[Dataset entries]

■ ■ ■ ■ ■

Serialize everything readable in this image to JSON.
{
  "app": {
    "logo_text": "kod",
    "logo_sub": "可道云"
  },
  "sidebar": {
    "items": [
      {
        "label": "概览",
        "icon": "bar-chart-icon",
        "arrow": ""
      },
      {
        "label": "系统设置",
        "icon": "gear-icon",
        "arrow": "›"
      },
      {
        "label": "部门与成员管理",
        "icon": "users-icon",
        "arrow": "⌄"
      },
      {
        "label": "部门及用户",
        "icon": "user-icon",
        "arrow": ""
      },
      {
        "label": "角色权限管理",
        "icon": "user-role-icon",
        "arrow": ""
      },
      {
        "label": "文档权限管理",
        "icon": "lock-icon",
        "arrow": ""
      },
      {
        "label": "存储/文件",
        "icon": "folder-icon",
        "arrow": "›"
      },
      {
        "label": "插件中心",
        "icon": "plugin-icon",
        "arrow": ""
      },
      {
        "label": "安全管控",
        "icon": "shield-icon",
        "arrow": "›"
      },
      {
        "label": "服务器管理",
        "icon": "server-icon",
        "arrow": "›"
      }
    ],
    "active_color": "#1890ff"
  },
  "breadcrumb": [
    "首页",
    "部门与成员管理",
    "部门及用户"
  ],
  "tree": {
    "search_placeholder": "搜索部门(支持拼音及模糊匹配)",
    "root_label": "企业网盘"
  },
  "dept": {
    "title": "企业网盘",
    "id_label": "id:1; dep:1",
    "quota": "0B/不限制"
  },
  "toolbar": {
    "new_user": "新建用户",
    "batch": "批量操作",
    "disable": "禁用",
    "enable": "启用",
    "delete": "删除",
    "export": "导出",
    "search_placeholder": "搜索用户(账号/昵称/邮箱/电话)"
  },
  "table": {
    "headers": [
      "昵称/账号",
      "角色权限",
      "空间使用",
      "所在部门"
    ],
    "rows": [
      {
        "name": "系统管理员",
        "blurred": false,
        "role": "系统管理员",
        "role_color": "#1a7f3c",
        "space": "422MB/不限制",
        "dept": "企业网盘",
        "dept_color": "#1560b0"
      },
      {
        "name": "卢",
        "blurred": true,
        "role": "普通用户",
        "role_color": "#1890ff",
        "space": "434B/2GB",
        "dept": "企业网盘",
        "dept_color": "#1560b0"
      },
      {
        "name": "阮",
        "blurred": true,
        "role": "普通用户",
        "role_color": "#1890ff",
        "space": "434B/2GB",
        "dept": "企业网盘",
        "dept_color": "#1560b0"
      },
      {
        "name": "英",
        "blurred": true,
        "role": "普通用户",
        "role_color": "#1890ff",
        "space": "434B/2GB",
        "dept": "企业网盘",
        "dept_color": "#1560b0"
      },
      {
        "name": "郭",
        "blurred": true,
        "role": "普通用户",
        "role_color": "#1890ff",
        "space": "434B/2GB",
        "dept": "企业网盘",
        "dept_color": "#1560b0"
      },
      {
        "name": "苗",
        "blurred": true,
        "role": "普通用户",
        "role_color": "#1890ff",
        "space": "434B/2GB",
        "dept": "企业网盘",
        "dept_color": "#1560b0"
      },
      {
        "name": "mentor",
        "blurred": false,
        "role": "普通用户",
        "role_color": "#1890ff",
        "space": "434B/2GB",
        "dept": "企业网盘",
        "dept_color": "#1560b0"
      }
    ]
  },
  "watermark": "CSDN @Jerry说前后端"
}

■ ■ ■ ■ ■

• _Aim of the task_
In the material above, find the lines that contain "icon" and show them.

• _Response_
        "icon": "bar-chart-icon",
        "icon": "gear-icon",
        "icon": "users-icon",
        "icon": "user-icon",
        "icon": "user-role-icon",
        "icon": "lock-icon",
        "icon": "folder-icon",
        "icon": "plugin-icon",
        "icon": "shield-icon",
        "icon": "server-icon",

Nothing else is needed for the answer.